┏━━
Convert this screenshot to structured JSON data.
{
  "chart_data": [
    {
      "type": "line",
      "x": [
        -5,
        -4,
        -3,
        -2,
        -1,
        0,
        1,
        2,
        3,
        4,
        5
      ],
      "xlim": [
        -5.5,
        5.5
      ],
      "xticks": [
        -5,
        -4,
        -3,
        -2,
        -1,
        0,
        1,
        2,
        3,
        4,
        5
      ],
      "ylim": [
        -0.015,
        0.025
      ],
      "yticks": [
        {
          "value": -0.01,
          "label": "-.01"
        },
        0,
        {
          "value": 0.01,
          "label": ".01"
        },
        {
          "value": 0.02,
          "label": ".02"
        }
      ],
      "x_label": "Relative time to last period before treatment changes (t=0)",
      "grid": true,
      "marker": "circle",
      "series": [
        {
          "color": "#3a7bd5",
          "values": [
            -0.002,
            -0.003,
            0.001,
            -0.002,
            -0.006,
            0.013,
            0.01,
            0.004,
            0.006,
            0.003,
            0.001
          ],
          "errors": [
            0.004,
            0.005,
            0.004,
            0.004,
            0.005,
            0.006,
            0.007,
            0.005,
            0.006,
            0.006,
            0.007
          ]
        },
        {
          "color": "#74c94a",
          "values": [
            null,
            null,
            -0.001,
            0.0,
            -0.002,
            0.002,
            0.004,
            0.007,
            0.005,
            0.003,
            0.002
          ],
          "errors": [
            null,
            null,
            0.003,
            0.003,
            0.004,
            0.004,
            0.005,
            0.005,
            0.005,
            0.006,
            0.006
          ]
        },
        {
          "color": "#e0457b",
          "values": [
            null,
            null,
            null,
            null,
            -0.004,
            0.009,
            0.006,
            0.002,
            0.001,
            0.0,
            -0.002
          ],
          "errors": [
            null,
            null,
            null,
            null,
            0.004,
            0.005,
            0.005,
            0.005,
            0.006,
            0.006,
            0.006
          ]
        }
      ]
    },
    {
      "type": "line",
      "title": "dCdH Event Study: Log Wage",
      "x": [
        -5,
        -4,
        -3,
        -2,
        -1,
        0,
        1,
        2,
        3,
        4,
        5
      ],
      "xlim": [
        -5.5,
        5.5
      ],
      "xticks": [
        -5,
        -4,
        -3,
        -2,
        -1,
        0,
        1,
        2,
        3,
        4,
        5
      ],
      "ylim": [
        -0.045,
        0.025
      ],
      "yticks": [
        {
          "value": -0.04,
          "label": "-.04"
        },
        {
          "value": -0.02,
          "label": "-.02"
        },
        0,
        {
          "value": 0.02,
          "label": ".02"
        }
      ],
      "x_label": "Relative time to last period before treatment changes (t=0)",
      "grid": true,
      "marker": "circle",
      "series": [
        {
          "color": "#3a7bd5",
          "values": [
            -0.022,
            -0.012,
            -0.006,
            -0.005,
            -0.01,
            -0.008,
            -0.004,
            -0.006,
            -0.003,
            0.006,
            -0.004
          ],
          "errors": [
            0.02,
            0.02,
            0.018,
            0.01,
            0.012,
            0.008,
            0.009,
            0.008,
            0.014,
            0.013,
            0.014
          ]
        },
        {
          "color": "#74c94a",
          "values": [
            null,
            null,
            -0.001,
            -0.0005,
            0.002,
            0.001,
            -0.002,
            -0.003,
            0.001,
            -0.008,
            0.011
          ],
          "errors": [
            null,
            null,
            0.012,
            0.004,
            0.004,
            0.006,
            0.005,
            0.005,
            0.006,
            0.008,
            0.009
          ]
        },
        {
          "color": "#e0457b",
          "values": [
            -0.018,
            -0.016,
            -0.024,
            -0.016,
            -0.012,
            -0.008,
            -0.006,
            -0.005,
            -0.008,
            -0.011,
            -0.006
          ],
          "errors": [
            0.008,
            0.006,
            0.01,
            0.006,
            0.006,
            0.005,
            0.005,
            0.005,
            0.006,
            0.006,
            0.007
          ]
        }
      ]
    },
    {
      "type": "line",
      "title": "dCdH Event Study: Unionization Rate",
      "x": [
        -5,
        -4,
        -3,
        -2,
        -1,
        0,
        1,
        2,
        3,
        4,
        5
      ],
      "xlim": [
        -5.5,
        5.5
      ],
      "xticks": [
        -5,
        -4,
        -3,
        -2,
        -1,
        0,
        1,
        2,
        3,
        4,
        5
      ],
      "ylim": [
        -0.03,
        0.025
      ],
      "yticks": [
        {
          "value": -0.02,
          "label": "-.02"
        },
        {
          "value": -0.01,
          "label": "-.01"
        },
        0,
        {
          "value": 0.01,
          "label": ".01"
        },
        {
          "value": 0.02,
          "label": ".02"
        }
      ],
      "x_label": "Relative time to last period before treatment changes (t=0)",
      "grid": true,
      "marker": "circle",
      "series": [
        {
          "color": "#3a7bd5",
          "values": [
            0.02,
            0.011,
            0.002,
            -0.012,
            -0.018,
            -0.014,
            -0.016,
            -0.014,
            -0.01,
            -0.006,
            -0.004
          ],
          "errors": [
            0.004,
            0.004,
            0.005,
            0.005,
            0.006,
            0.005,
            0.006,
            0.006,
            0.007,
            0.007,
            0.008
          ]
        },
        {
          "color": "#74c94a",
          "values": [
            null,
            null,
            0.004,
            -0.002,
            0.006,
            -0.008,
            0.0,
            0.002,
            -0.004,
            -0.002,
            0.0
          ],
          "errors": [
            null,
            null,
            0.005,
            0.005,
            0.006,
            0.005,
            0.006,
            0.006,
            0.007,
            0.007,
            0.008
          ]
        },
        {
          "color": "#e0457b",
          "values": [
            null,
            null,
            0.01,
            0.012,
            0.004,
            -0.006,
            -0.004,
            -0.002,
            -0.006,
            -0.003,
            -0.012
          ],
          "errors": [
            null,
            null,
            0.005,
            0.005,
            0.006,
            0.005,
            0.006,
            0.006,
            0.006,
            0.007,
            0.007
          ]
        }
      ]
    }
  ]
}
┗━━
=== Task description ===
Repeat the records above exactly.

=== Answer to this exercise ===
Convert this screenshot to structured JSON data.
{
  "chart_data": [
    {
      "type": "line",
      "x": [
        -5,
        -4,
        -3,
        -2,
        -1,
        0,
        1,
        2,
        3,
        4,
        5
      ],
      "xlim": [
        -5.5,
        5.5
      ],
      "xticks": [
        -5,
        -4,
        -3,
        -2,
        -1,
        0,
        1,
        2,
        3,
        4,
        5
      ],
      "ylim": [
        -0.015,
        0.025
      ],
      "yticks": [
        {
          "value": -0.01,
          "label": "-.01"
        },
        0,
        {
          "value": 0.01,
          "label": ".01"
        },
        {
          "value": 0.02,
          "label": ".02"
        }
      ],
      "x_label": "Relative time to last period before treatment changes (t=0)",
      "grid": true,
      "marker": "circle",
      "series": [
        {
          "color": "#3a7bd5",
          "values": [
            -0.002,
            -0.003,
            0.001,
            -0.002,
            -0.006,
            0.013,
            0.01,
            0.004,
            0.006,
            0.003,
            0.001
          ],
          "errors": [
            0.004,
            0.005,
            0.004,
            0.004,
            0.005,
            0.006,
            0.007,
            0.005,
            0.006,
            0.006,
            0.007
          ]
        },
        {
          "color": "#74c94a",
          "values": [
            null,
            null,
            -0.001,
            0.0,
            -0.002,
            0.002,
            0.004,
            0.007,
            0.005,
            0.003,
            0.002
          ],
          "errors": [
            null,
            null,
            0.003,
            0.003,
            0.004,
            0.004,
            0.005,
            0.005,
            0.005,
            0.006,
            0.006
          ]
        },
        {
          "color": "#e0457b",
          "values": [
            null,
            null,
            null,
            null,
            -0.004,
            0.009,
            0.006,
            0.002,
            0.001,
            0.0,
            -0.002
          ],
          "errors": [
            null,
            null,
            null,
            null,
            0.004,
            0.005,
            0.005,
            0.005,
            0.006,
            0.006,
            0.006
          ]
        }
      ]
    },
    {
      "type": "line",
      "title": "dCdH Event Study: Log Wage",
      "x": [
        -5,
        -4,
        -3,
        -2,
        -1,
        0,
        1,
        2,
        3,
        4,
        5
      ],
      "xlim": [
        -5.5,
        5.5
      ],
      "xticks": [
        -5,
        -4,
        -3,
        -2,
        -1,
        0,
        1,
        2,
        3,
        4,
        5
      ],
      "ylim": [
        -0.045,
        0.025
      ],
      "yticks": [
        {
          "value": -0.04,
          "label": "-.04"
        },
        {
          "value": -0.02,
          "label": "-.02"
        },
        0,
        {
          "value": 0.02,
          "label": ".02"
        }
      ],
      "x_label": "Relative time to last period before treatment changes (t=0)",
      "grid": true,
      "marker": "circle",
      "series": [
        {
          "color": "#3a7bd5",
          "values": [
            -0.022,
            -0.012,
            -0.006,
            -0.005,
            -0.01,
            -0.008,
            -0.004,
            -0.006,
            -0.003,
            0.006,
            -0.004
          ],
          "errors": [
            0.02,
            0.02,
            0.018,
            0.01,
            0.012,
            0.008,
            0.009,
            0.008,
            0.014,
            0.013,
            0.014
          ]
        },
        {
          "color": "#74c94a",
          "values": [
            null,
            null,
            -0.001,
            -0.0005,
            0.002,
            0.001,
            -0.002,
            -0.003,
            0.001,
            -0.008,
            0.011
          ],
          "errors": [
            null,
            null,
            0.012,
            0.004,
            0.004,
            0.006,
            0.005,
            0.005,
            0.006,
            0.008,
            0.009
          ]
        },
        {
          "color": "#e0457b",
          "values": [
            -0.018,
            -0.016,
            -0.024,
            -0.016,
            -0.012,
            -0.008,
            -0.006,
            -0.005,
            -0.008,
            -0.011,
            -0.006
          ],
          "errors": [
            0.008,
            0.006,
            0.01,
            0.006,
            0.006,
            0.005,
            0.005,
            0.005,
            0.006,
            0.006,
            0.007
          ]
        }
      ]
    },
    {
      "type": "line",
      "title": "dCdH Event Study: Unionization Rate",
      "x": [
        -5,
        -4,
        -3,
        -2,
        -1,
        0,
        1,
        2,
        3,
        4,
        5
      ],
      "xlim": [
        -5.5,
        5.5
      ],
      "xticks": [
        -5,
        -4,
        -3,
        -2,
        -1,
        0,
        1,
        2,
        3,
        4,
        5
      ],
      "ylim": [
        -0.03,
        0.025
      ],
      "yticks": [
        {
          "value": -0.02,
          "label": "-.02"
        },
        {
          "value": -0.01,
          "label": "-.01"
        },
        0,
        {
          "value": 0.01,
          "label": ".01"
        },
        {
          "value": 0.02,
          "label": ".02"
        }
      ],
      "x_label": "Relative time to last period before treatment changes (t=0)",
      "grid": true,
      "marker": "circle",
      "series": [
        {
          "color": "#3a7bd5",
          "values": [
            0.02,
            0.011,
            0.002,
            -0.012,
            -0.018,
            -0.014,
            -0.016,
            -0.014,
            -0.01,
            -0.006,
            -0.004
          ],
          "errors": [
            0.004,
            0.004,
            0.005,
            0.005,
            0.006,
            0.005,
            0.006,
            0.006,
            0.007,
            0.007,
            0.008
          ]
        },
        {
          "color": "#74c94a",
          "values": [
            null,
            null,
            0.004,
            -0.002,
            0.006,
            -0.008,
            0.0,
            0.002,
            -0.004,
            -0.002,
            0.0
          ],
          "errors": [
            null,
            null,
            0.005,
            0.005,
            0.006,
            0.005,
            0.006,
            0.006,
            0.007,
            0.007,
            0.008
          ]
        },
        {
          "color": "#e0457b",
          "values": [
            null,
            null,
            0.01,
            0.012,
            0.004,
            -0.006,
            -0.004,
            -0.002,
            -0.006,
            -0.003,
            -0.012
          ],
          "errors": [
            null,
            null,
            0.005,
            0.005,
            0.006,
            0.005,
            0.006,
            0.006,
            0.006,
            0.007,
            0.007
          ]
        }
      ]
    }
  ]
}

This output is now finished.